**WHAT TO WORK ON**
a. Duplicate the part of the BioWatch article between "Now DHS officials" and "billion dollars ago?", inclusive.
b. List every disease that the BioWatch article names as one whose pathogens the system was supposed to detect.

**SUPPLIED PASSAGE**
────
$1 Bil Later DHS Admits it Uses Wrong Bio Attack System
As if it weren’t bad enough that the U.S. government has blown $1 billion on a faulty system that’s supposed to detect biological attacks, Homeland Security officials now reveal it’s not exactly the right technology for the job and they want more money to revamp it.
It only took the nation’s homeland security officials a decade and a big chunk of taxpayer dollars to figure it out. So is life in the bloated federal government, especially the Department of Homeland Security (DHS), the monstrous agency created after 9/11 to protect the nation from another terrorist attack.
This particular case involves BioWatch, a costly program that for 10 years was promoted as life-saving technology tasked with detecting biological attacks. After DHS invested $1 billion in it, BioWatch never came close to meeting its goal of accurately detecting pathogens that cause anthrax, tularemia, smallpox, plague and other deadly diseases. Instead it is well known for false alarms and other glitches.
In fact, the system has become such a joke that state and local authorities don’t bother ordering evacuations when its alarm triggers. Federal agencies documented 56 false alarms in just a few years yet DHS kept pouring money into it and planned to keep investing billions more. In fact, the DHS’s medical officer has even vouched for the upgrade, telling a congressional committee that it’s “imperative to saving thousands of lives.”
Now DHS officials want to revamp BioWatch, asserting that the original technology was not appropriate for the type of threat that is likely to occur. In a congressional hearing last week, a Homeland Security official said the original system was designed to detect large-scale biological attacks though small-scale attacks are more likely to occur. Geez, why didn’t you say something a billion dollars ago?
────
**DATASET**
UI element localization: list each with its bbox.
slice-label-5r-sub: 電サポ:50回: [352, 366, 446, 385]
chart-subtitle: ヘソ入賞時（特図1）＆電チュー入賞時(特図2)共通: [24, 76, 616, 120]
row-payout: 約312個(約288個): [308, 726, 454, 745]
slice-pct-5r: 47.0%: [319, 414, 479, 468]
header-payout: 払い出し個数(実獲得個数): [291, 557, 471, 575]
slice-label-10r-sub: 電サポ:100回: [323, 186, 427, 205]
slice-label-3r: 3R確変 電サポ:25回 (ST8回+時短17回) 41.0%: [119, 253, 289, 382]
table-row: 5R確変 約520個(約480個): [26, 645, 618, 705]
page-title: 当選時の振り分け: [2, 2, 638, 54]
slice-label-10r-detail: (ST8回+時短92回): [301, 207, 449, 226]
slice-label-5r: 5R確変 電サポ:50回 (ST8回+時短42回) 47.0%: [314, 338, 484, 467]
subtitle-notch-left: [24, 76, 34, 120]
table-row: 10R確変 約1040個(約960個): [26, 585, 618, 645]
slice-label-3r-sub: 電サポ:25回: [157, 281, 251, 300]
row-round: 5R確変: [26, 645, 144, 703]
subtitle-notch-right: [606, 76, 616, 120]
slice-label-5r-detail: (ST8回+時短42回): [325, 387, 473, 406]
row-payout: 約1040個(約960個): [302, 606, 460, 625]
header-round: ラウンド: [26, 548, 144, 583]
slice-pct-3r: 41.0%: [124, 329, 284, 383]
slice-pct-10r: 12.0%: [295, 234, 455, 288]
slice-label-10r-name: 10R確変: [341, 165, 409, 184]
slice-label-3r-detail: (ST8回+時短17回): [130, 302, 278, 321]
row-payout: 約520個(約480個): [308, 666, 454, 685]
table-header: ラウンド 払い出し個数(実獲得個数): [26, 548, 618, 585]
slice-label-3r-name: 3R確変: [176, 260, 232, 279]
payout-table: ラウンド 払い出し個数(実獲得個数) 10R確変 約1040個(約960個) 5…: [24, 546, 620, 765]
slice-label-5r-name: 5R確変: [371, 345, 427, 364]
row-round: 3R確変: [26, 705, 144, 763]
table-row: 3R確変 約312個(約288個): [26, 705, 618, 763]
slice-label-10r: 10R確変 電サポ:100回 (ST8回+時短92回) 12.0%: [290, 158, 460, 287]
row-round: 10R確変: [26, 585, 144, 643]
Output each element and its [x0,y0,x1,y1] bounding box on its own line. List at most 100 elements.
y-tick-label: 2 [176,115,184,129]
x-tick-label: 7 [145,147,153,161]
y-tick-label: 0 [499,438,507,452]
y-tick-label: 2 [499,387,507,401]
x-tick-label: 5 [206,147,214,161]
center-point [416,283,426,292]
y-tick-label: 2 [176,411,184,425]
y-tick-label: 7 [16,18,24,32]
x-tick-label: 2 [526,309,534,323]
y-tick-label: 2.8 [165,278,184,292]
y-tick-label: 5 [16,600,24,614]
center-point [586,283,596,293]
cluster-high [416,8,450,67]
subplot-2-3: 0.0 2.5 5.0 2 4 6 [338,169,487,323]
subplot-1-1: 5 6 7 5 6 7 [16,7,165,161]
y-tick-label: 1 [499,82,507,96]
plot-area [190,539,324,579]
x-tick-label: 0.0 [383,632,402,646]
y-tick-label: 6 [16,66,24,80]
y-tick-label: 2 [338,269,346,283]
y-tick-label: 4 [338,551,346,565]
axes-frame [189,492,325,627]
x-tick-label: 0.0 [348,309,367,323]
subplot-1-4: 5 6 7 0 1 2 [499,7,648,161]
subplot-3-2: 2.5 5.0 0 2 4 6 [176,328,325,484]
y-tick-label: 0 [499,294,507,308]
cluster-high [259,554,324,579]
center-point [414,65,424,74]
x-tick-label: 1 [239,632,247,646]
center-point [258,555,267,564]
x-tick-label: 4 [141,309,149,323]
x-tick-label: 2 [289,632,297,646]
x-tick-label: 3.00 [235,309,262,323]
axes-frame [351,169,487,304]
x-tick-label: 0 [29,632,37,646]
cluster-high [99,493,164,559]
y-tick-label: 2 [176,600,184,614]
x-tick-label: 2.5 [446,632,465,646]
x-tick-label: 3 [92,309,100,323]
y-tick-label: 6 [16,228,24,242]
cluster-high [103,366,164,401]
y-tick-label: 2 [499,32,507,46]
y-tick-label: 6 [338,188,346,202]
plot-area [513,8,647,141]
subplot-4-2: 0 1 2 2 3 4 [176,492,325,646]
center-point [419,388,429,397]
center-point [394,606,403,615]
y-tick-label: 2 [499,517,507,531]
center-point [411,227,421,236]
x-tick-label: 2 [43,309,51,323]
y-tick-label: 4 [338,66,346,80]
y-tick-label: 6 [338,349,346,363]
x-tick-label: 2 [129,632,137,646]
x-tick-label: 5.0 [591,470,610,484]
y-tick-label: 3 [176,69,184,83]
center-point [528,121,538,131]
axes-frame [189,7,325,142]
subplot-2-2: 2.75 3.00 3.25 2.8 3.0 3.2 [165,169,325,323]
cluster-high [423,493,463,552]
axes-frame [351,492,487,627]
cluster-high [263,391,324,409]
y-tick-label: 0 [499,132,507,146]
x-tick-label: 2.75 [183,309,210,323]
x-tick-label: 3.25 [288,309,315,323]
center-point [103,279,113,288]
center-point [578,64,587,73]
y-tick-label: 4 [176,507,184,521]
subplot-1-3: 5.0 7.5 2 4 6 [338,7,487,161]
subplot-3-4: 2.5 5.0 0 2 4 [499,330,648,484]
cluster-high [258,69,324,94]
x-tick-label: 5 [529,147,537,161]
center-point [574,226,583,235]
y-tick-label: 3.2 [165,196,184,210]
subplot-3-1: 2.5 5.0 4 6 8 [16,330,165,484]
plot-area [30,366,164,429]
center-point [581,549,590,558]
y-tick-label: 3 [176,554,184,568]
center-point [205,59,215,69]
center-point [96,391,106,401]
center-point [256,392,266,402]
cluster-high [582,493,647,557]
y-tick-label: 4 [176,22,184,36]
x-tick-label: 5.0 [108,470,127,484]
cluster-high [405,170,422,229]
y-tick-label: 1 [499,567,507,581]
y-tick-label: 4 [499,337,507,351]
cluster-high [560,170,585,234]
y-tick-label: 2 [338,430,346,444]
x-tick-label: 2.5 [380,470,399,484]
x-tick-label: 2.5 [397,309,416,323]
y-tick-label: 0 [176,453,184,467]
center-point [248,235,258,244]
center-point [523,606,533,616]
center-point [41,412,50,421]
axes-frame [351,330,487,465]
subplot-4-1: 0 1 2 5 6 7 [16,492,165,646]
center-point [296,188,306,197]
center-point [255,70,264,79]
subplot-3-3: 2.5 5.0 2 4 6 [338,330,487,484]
────
**RESPONSES TO THE TASKS**
a.
Now DHS officials want to revamp BioWatch, asserting that the original technology was not appropriate for the type of threat that is likely to occur. In a congressional hearing last week, a Homeland Security official said the original system was designed to detect large-scale biological attacks though small-scale attacks are more likely to occur. Geez, why didn’t you say something a billion dollars ago?

b. Anthrax, tularemia, smallpox, plague